▶ _Что сделать_
**a.** Ответьте на вопросы по интервью о юбилее:
(i) Какой возраст назван в интервью более важной датой, чем 50?
(ii) В каком рабочем поселке родился отвечающий?
(iii) В каком городе Германии он проживает сегодня?
**b.** Продолжите интервью о юбилее после его последнего предложения.

▶ _Фрагмент текста_
/---

Иван, вот эта цифра 50 — с чем она у тебя ассоциируется. И вообще юбилей — это плохо или хорошо с точки зрения поющего поэта?
Сейчас цифра 50 ассоциируется у меня в первую очередь с моим возрастом. Впрочем, если придерживаться и осознанно жить семилетнюю цикличность, то 49 лет была более важной для меня в жизни датой. Но поскольку у нас принято 50 считать юбилеем, будем праздновать 50! Мне кажется, юбилей это ни плохо и ни хорошо, это просто то, что мы принимаем за веху, за некий рубеж, к которому мы не стремились, но достигли. Я больше собираю не года, а встречи и разлуки — с людьми, с событиями, с мыслями. С точки зрения, как ты меня назвала, поющего поэта, это, возможно, тема для очередного стиха или песни, которыми я балую себя на каждый мой день рождения.
Расскажи, пожалуйста, нашим читателям о себе. Конечно, много чего накопилось-нажилось, но хотя бы о самом важном на сегодня.
Рассказывать о себе, это всегда непросто, поскольку это почти всегда желание рассказать о том, что для тебя важно, при этом для читателя или слушателя может быть важно совсем другое, но я попробую. Родился я в рабочем поселке с прекрасным названием Малиновое Озеро, на Алтае.
Детство мое прошло в Киргизии, а последние годы перед переездом в Германию я прожил в Узбекистане, в Фергане. В Германию переехал с семьей в январе 1989 года, сегодня проживаю в Бонне. Чем я живу, кто я? Я европеец, таковым я себя чувствую, таковым я себя познал. Что это значит? В первую очередь это значит, что я не только вижу себя в контексте европейской культуры, но и живу ею, чувствую ее стержень, ее силу, ее трагическую и великую роль в общечеловеческих масштабах. В свое время «прошел» через религию: моя жизнь тогда, и, конечно же, мое мировоззрение формировались христианством, потом буддизмом и, наконец, атеизмом, в истинном значении этого понятия. Атеизм не как безбожие, а как осознание бытия в некоем вне личности присутствующем начале, как противопоставление теизму и деизму. Сегодня я считаю себя стоиком и придерживаюсь этой философии, поскольку именно в этой философии я вижу не только наше европейское наследие, но единственное идентичное учение, которому можно и нужно следовать нам, европейцам, чтобы не искажать и не предавать себя. Ни иудо-христианство, ни восточные учения не являются нашими истоками, а именно греческая и римская философия, которую так жестоко и по-варварски пыталось уничтожить средневековое иудо-христианство.

\---

▶ _Исходные данные_

/---

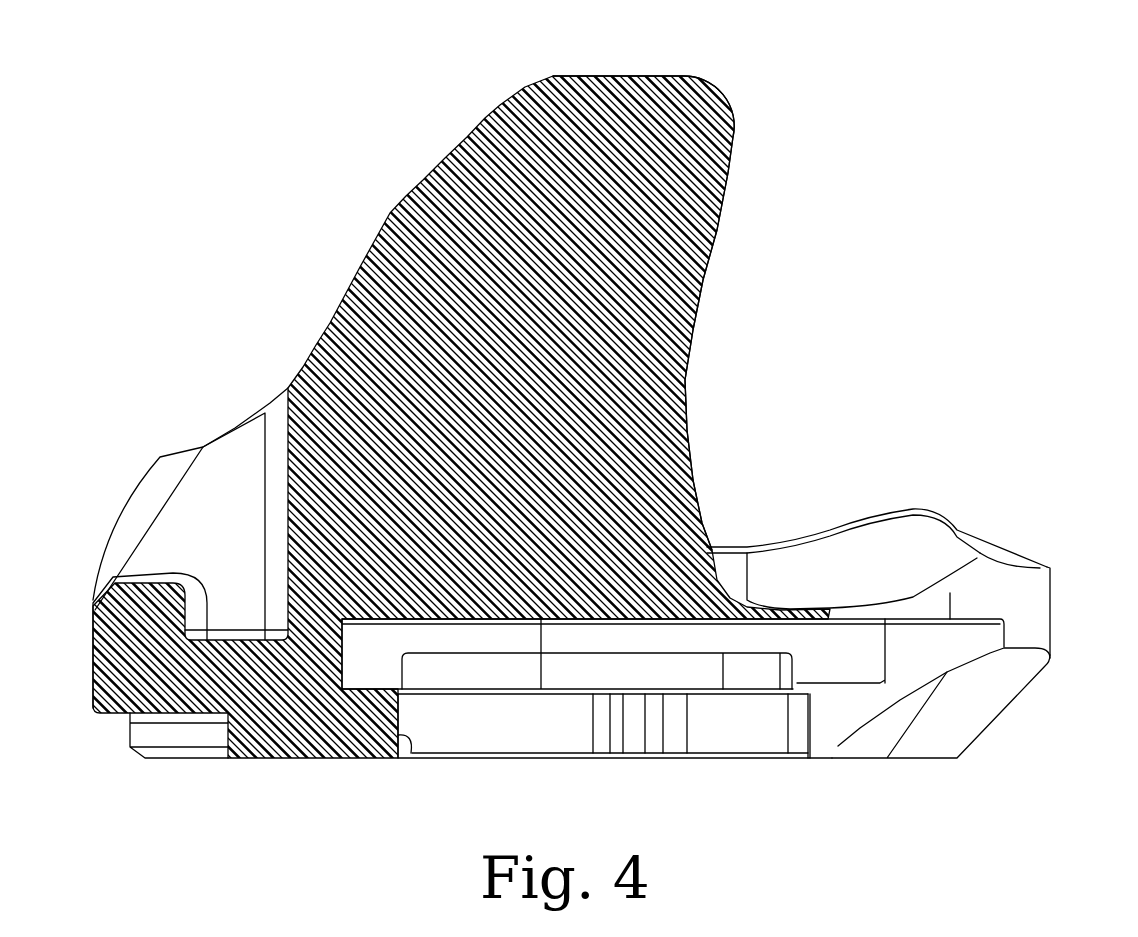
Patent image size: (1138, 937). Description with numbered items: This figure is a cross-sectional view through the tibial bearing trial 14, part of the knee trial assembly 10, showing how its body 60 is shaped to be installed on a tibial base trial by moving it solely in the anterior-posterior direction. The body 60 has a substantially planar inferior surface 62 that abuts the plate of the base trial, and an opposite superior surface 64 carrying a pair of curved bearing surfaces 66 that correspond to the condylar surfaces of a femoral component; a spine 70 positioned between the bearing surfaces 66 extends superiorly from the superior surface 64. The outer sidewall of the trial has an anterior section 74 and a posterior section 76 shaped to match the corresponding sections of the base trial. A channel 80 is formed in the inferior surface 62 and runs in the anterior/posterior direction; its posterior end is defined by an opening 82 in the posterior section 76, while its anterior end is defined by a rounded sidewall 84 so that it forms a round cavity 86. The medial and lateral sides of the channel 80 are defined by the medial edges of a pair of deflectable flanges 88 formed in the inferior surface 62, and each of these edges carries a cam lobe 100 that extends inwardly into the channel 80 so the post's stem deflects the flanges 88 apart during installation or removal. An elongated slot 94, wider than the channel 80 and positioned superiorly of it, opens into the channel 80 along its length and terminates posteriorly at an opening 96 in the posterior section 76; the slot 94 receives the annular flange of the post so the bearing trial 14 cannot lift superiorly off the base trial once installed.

\---

▶ _Ответы по заданиям_
**a.**
(i) 49 лет.
(ii) В поселке Малиновое Озеро на Алтае.
(iii) В Бонне.

**b.**
Что для меня еще важно, чисто по-человечески? Для меня важно то, что я счастливый отец, а мои дети (у меня сын и дочь), это в первую очередь мои друзья, с которыми я всем делюсь. Да я вообще-то счастливый человек, мне везет на людей, у меня есть друзья, любимая профессия и, конечно же, просто интересная и богатая событиями жизнь. И я люблю свою жизнь!
Поэзия — это то, с чем приходится жить, где бы ты ни был и что бы ни делал… Ты психолог… Дело это, в твоем понимании, каким-либо образом сопряжено с поэзией?
Я мог бы, конечно же, начать философствовать и говорить о том, что психология близка поэзии, поскольку она тоже имеет отношение к эмоциям человека. Но на самом деле это работа, ремесло, которым ты владеешь и лучше, если ты им владеешь хорошо. Эмоционально ты должен уметь быть и оставаться нейтральным. Иначе ни тебе, ни твоим клиентам уютно не будет. Другое дело, ты работаешь с людьми, каждый день перед тобой раскрываются судьбы, и ты должен быть не только осторожным, но и в первую очередь предельно уважительным к твоим клиентам. Здесь интуиция и сдержанность лучшие твои друзья. Эмоции имеет право показывать только клиент.
Насколько тебе самому творчество помогает разобраться в собственных чувствах, эмоциях, переживаниях и вообще каково его назначение?
— Если честно, то никак не помогает. Я уже давно не пишу стихов на тему поиска смысла жизни. Для меня с некоторых пор такое понятие как смысл жизни стало понятием нарицательным. Дело в том, что как только мы определили смысл жизни или даже просто определили тенденцию, мы ограничили жизнь. Например, мы говорим, смысл жизни — это делать добро. А что же тогда с простыми повседневными делами? Поливать цветы, закупаться, любоваться природой, заниматься ремонтом квартиры и многое другое разве не имеет смысла? И так во всем. По-моему, в одном из советских фильмов прозвучала такая фраза: «Жизнь больше, чем любовь», а я бы сказал, жизнь больше, чем смысл жизни. Поэтому мое творчество, писание стихов — это прелестное занятие, такое же, как иногда писать акварели или перебирать струны на гитаре. Это не помогает разобраться в собственных чувствах, это помогает ими насладиться.
А к какому из жанров можно отнести твои произведения?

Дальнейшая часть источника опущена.